Stored records
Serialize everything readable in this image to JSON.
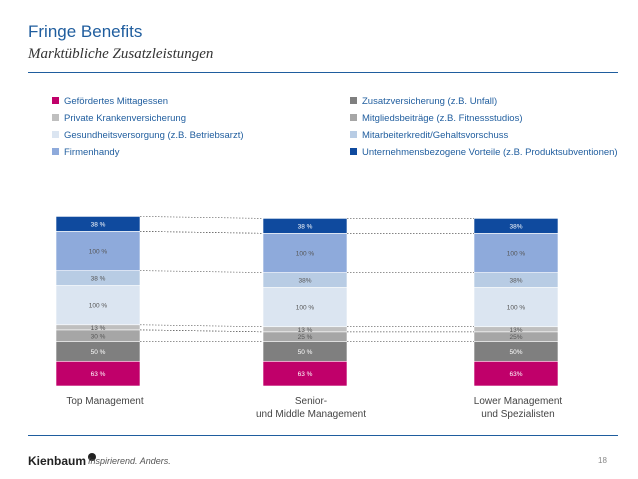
{
  "header": {
    "title": "Fringe Benefits",
    "subtitle": "Marktübliche Zusatzleistungen"
  },
  "footer": {
    "brand": "Kienbaum",
    "tagline": "Inspirierend. Anders.",
    "page_number": "18"
  },
  "chart_data": {
    "type": "bar",
    "stacked": true,
    "categories": [
      "Top Management",
      "Senior-\nund Middle Management",
      "Lower Management\nund Spezialisten"
    ],
    "category_lines": [
      [
        "Top Management"
      ],
      [
        "Senior-",
        "und Middle Management"
      ],
      [
        "Lower Management",
        "und Spezialisten"
      ]
    ],
    "series": [
      {
        "name": "Gefördertes Mittagessen",
        "color": "#c0006a",
        "values": [
          63,
          63,
          63
        ],
        "labels": [
          "63 %",
          "63 %",
          "63%"
        ]
      },
      {
        "name": "Zusatzversicherung (z.B. Unfall)",
        "color": "#7f7f7f",
        "values": [
          50,
          50,
          50
        ],
        "labels": [
          "50 %",
          "50 %",
          "50%"
        ]
      },
      {
        "name": "Mitgliedsbeiträge (z.B. Fitnessstudios)",
        "color": "#a6a6a6",
        "values": [
          30,
          25,
          25
        ],
        "labels": [
          "30 %",
          "25 %",
          "25%"
        ]
      },
      {
        "name": "Private Krankenversicherung",
        "color": "#bfbfbf",
        "values": [
          13,
          13,
          13
        ],
        "labels": [
          "13 %",
          "13 %",
          "13%"
        ]
      },
      {
        "name": "Gesundheitsversorgung (z.B. Betriebsarzt)",
        "color": "#dbe5f1",
        "values": [
          100,
          100,
          100
        ],
        "labels": [
          "100 %",
          "100 %",
          "100 %"
        ]
      },
      {
        "name": "Mitarbeiterkredit/Gehaltsvorschuss",
        "color": "#b8cce4",
        "values": [
          38,
          38,
          38
        ],
        "labels": [
          "38 %",
          "38%",
          "38%"
        ]
      },
      {
        "name": "Firmenhandy",
        "color": "#8eaadb",
        "values": [
          100,
          100,
          100
        ],
        "labels": [
          "100 %",
          "100 %",
          "100 %"
        ]
      },
      {
        "name": "Unternehmensbezogene Vorteile (z.B. Produktsubventionen)",
        "color": "#0f4a9e",
        "values": [
          38,
          38,
          38
        ],
        "labels": [
          "38 %",
          "38 %",
          "38%"
        ]
      }
    ],
    "legend": {
      "placement": "top",
      "left_column": [
        {
          "label": "Gefördertes Mittagessen",
          "color": "#c0006a"
        },
        {
          "label": "Private Krankenversicherung",
          "color": "#bfbfbf"
        },
        {
          "label": "Gesundheitsversorgung (z.B. Betriebsarzt)",
          "color": "#dbe5f1"
        },
        {
          "label": "Firmenhandy",
          "color": "#8eaadb"
        }
      ],
      "right_column": [
        {
          "label": "Zusatzversicherung (z.B. Unfall)",
          "color": "#7f7f7f"
        },
        {
          "label": "Mitgliedsbeiträge (z.B. Fitnessstudios)",
          "color": "#a6a6a6"
        },
        {
          "label": "Mitarbeiterkredit/Gehaltsvorschuss",
          "color": "#b8cce4"
        },
        {
          "label": "Unternehmensbezogene Vorteile (z.B. Produktsubventionen)",
          "color": "#0f4a9e"
        }
      ]
    },
    "connector_lines": "dotted",
    "xlabel": "",
    "ylabel": ""
  }
}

Exercise requirements
Transcribe every entry above exactly. Omit all pictures.

Written reply
Serialize everything readable in this image to JSON.
{
  "header": {
    "title": "Fringe Benefits",
    "subtitle": "Marktübliche Zusatzleistungen"
  },
  "footer": {
    "brand": "Kienbaum",
    "tagline": "Inspirierend. Anders.",
    "page_number": "18"
  },
  "chart_data": {
    "type": "bar",
    "stacked": true,
    "categories": [
      "Top Management",
      "Senior-\nund Middle Management",
      "Lower Management\nund Spezialisten"
    ],
    "category_lines": [
      [
        "Top Management"
      ],
      [
        "Senior-",
        "und Middle Management"
      ],
      [
        "Lower Management",
        "und Spezialisten"
      ]
    ],
    "series": [
      {
        "name": "Gefördertes Mittagessen",
        "color": "#c0006a",
        "values": [
          63,
          63,
          63
        ],
        "labels": [
          "63 %",
          "63 %",
          "63%"
        ]
      },
      {
        "name": "Zusatzversicherung (z.B. Unfall)",
        "color": "#7f7f7f",
        "values": [
          50,
          50,
          50
        ],
        "labels": [
          "50 %",
          "50 %",
          "50%"
        ]
      },
      {
        "name": "Mitgliedsbeiträge (z.B. Fitnessstudios)",
        "color": "#a6a6a6",
        "values": [
          30,
          25,
          25
        ],
        "labels": [
          "30 %",
          "25 %",
          "25%"
        ]
      },
      {
        "name": "Private Krankenversicherung",
        "color": "#bfbfbf",
        "values": [
          13,
          13,
          13
        ],
        "labels": [
          "13 %",
          "13 %",
          "13%"
        ]
      },
      {
        "name": "Gesundheitsversorgung (z.B. Betriebsarzt)",
        "color": "#dbe5f1",
        "values": [
          100,
          100,
          100
        ],
        "labels": [
          "100 %",
          "100 %",
          "100 %"
        ]
      },
      {
        "name": "Mitarbeiterkredit/Gehaltsvorschuss",
        "color": "#b8cce4",
        "values": [
          38,
          38,
          38
        ],
        "labels": [
          "38 %",
          "38%",
          "38%"
        ]
      },
      {
        "name": "Firmenhandy",
        "color": "#8eaadb",
        "values": [
          100,
          100,
          100
        ],
        "labels": [
          "100 %",
          "100 %",
          "100 %"
        ]
      },
      {
        "name": "Unternehmensbezogene Vorteile (z.B. Produktsubventionen)",
        "color": "#0f4a9e",
        "values": [
          38,
          38,
          38
        ],
        "labels": [
          "38 %",
          "38 %",
          "38%"
        ]
      }
    ],
    "legend": {
      "placement": "top",
      "left_column": [
        {
          "label": "Gefördertes Mittagessen",
          "color": "#c0006a"
        },
        {
          "label": "Private Krankenversicherung",
          "color": "#bfbfbf"
        },
        {
          "label": "Gesundheitsversorgung (z.B. Betriebsarzt)",
          "color": "#dbe5f1"
        },
        {
          "label": "Firmenhandy",
          "color": "#8eaadb"
        }
      ],
      "right_column": [
        {
          "label": "Zusatzversicherung (z.B. Unfall)",
          "color": "#7f7f7f"
        },
        {
          "label": "Mitgliedsbeiträge (z.B. Fitnessstudios)",
          "color": "#a6a6a6"
        },
        {
          "label": "Mitarbeiterkredit/Gehaltsvorschuss",
          "color": "#b8cce4"
        },
        {
          "label": "Unternehmensbezogene Vorteile (z.B. Produktsubventionen)",
          "color": "#0f4a9e"
        }
      ]
    },
    "connector_lines": "dotted",
    "xlabel": "",
    "ylabel": ""
  }
}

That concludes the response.